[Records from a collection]
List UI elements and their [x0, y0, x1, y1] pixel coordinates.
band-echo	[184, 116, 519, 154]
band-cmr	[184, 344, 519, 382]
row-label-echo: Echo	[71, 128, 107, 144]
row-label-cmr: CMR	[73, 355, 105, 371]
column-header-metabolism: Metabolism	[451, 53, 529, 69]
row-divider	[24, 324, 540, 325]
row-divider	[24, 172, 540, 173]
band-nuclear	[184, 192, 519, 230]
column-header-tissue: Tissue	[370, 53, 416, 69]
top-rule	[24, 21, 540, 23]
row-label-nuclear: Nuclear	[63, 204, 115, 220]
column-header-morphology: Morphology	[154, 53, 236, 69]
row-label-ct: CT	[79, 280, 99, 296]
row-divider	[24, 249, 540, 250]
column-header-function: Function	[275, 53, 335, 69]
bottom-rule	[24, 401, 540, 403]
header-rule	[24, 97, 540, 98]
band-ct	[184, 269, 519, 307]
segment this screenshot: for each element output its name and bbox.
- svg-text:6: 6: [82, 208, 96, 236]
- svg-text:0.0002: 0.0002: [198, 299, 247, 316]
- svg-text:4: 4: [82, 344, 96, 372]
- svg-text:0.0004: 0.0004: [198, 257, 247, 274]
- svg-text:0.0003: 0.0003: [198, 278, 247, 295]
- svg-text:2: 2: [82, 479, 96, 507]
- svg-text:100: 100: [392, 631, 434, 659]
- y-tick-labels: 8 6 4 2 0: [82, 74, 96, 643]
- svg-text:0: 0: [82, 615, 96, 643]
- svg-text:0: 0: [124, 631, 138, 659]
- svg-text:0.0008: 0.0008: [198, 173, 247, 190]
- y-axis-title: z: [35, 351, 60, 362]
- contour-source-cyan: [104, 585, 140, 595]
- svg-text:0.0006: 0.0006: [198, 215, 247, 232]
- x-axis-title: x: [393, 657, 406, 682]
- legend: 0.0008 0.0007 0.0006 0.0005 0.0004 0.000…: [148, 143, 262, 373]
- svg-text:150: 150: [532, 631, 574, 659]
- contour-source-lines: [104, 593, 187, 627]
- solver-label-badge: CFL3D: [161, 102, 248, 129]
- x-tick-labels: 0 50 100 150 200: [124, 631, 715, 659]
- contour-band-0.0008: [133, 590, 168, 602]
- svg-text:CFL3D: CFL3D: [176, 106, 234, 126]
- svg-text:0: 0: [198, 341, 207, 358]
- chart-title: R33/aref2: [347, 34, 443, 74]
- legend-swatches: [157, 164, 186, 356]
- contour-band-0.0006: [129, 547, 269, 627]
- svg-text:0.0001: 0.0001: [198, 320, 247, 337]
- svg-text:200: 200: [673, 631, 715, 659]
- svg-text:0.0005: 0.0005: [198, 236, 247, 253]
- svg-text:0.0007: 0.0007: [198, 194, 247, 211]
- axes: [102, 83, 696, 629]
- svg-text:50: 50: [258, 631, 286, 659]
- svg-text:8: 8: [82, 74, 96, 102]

▶ To do: Copy out, unchanged, every line of the listing above, from its first line down to and including the line that contains "204, 115, 220]".

▶ Reply:
List UI elements and their [x0, y0, x1, y1] pixel coordinates.
band-echo	[184, 116, 519, 154]
band-cmr	[184, 344, 519, 382]
row-label-echo: Echo	[71, 128, 107, 144]
row-label-cmr: CMR	[73, 355, 105, 371]
column-header-metabolism: Metabolism	[451, 53, 529, 69]
row-divider	[24, 324, 540, 325]
row-divider	[24, 172, 540, 173]
band-nuclear	[184, 192, 519, 230]
column-header-tissue: Tissue	[370, 53, 416, 69]
top-rule	[24, 21, 540, 23]
row-label-nuclear: Nuclear	[63, 204, 115, 220]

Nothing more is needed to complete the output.